GIVEN RECORDS |
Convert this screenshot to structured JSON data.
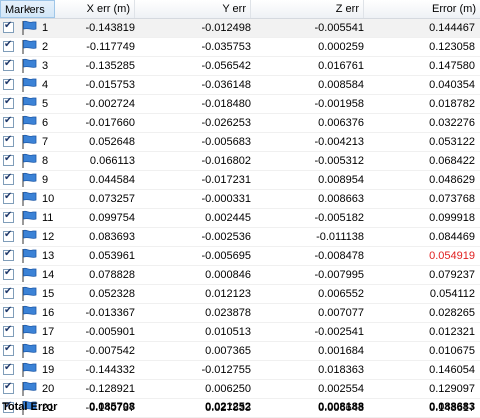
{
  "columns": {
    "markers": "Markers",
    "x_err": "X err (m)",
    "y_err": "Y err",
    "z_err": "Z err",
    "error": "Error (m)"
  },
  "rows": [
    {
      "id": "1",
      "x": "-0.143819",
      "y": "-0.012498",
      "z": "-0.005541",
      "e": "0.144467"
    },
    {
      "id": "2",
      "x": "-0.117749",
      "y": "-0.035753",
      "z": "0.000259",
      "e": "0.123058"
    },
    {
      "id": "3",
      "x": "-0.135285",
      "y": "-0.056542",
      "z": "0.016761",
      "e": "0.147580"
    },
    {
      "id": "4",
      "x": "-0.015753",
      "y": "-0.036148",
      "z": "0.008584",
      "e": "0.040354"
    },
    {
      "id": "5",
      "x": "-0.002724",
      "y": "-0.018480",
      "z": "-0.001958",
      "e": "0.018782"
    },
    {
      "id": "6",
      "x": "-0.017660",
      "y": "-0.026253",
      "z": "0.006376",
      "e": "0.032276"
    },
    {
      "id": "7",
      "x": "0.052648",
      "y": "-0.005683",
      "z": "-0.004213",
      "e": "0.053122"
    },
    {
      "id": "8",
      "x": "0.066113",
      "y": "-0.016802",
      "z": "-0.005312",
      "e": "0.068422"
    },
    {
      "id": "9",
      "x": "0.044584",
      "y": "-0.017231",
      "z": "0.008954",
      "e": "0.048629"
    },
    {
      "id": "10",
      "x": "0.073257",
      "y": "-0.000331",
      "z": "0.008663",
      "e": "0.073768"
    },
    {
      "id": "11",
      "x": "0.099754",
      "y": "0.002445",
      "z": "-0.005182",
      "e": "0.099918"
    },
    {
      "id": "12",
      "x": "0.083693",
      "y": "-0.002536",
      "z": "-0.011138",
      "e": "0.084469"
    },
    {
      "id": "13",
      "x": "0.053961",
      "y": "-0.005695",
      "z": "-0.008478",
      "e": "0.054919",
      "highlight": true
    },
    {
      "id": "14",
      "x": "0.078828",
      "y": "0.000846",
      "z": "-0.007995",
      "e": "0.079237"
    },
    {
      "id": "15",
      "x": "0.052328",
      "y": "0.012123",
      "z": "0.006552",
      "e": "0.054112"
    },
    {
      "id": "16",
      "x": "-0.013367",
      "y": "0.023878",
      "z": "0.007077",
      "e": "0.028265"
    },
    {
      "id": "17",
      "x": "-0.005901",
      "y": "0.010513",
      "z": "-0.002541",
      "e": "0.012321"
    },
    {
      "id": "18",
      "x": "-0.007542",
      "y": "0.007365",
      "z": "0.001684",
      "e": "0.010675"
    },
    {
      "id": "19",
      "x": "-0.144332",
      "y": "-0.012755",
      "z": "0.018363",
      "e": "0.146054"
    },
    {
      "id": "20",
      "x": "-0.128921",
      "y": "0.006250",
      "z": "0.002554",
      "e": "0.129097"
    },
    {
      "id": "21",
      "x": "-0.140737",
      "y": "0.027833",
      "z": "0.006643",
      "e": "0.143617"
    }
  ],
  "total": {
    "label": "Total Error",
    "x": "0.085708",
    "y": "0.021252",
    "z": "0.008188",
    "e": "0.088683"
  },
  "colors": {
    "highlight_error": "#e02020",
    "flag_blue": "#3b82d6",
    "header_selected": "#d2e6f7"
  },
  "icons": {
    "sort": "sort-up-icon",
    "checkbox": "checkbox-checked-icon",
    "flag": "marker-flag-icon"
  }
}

WHAT IS REQUIRED | Repeat the records above exactly, leaving out the pictures.

RESULT OF THIS TASK |
Convert this screenshot to structured JSON data.
{
  "columns": {
    "markers": "Markers",
    "x_err": "X err (m)",
    "y_err": "Y err",
    "z_err": "Z err",
    "error": "Error (m)"
  },
  "rows": [
    {
      "id": "1",
      "x": "-0.143819",
      "y": "-0.012498",
      "z": "-0.005541",
      "e": "0.144467"
    },
    {
      "id": "2",
      "x": "-0.117749",
      "y": "-0.035753",
      "z": "0.000259",
      "e": "0.123058"
    },
    {
      "id": "3",
      "x": "-0.135285",
      "y": "-0.056542",
      "z": "0.016761",
      "e": "0.147580"
    },
    {
      "id": "4",
      "x": "-0.015753",
      "y": "-0.036148",
      "z": "0.008584",
      "e": "0.040354"
    },
    {
      "id": "5",
      "x": "-0.002724",
      "y": "-0.018480",
      "z": "-0.001958",
      "e": "0.018782"
    },
    {
      "id": "6",
      "x": "-0.017660",
      "y": "-0.026253",
      "z": "0.006376",
      "e": "0.032276"
    },
    {
      "id": "7",
      "x": "0.052648",
      "y": "-0.005683",
      "z": "-0.004213",
      "e": "0.053122"
    },
    {
      "id": "8",
      "x": "0.066113",
      "y": "-0.016802",
      "z": "-0.005312",
      "e": "0.068422"
    },
    {
      "id": "9",
      "x": "0.044584",
      "y": "-0.017231",
      "z": "0.008954",
      "e": "0.048629"
    },
    {
      "id": "10",
      "x": "0.073257",
      "y": "-0.000331",
      "z": "0.008663",
      "e": "0.073768"
    },
    {
      "id": "11",
      "x": "0.099754",
      "y": "0.002445",
      "z": "-0.005182",
      "e": "0.099918"
    },
    {
      "id": "12",
      "x": "0.083693",
      "y": "-0.002536",
      "z": "-0.011138",
      "e": "0.084469"
    },
    {
      "id": "13",
      "x": "0.053961",
      "y": "-0.005695",
      "z": "-0.008478",
      "e": "0.054919",
      "highlight": true
    },
    {
      "id": "14",
      "x": "0.078828",
      "y": "0.000846",
      "z": "-0.007995",
      "e": "0.079237"
    },
    {
      "id": "15",
      "x": "0.052328",
      "y": "0.012123",
      "z": "0.006552",
      "e": "0.054112"
    },
    {
      "id": "16",
      "x": "-0.013367",
      "y": "0.023878",
      "z": "0.007077",
      "e": "0.028265"
    },
    {
      "id": "17",
      "x": "-0.005901",
      "y": "0.010513",
      "z": "-0.002541",
      "e": "0.012321"
    },
    {
      "id": "18",
      "x": "-0.007542",
      "y": "0.007365",
      "z": "0.001684",
      "e": "0.010675"
    },
    {
      "id": "19",
      "x": "-0.144332",
      "y": "-0.012755",
      "z": "0.018363",
      "e": "0.146054"
    },
    {
      "id": "20",
      "x": "-0.128921",
      "y": "0.006250",
      "z": "0.002554",
      "e": "0.129097"
    },
    {
      "id": "21",
      "x": "-0.140737",
      "y": "0.027833",
      "z": "0.006643",
      "e": "0.143617"
    }
  ],
  "total": {
    "label": "Total Error",
    "x": "0.085708",
    "y": "0.021252",
    "z": "0.008188",
    "e": "0.088683"
  },
  "colors": {
    "highlight_error": "#e02020",
    "flag_blue": "#3b82d6",
    "header_selected": "#d2e6f7"
  },
  "icons": {
    "sort": "sort-up-icon",
    "checkbox": "checkbox-checked-icon",
    "flag": "marker-flag-icon"
  }
}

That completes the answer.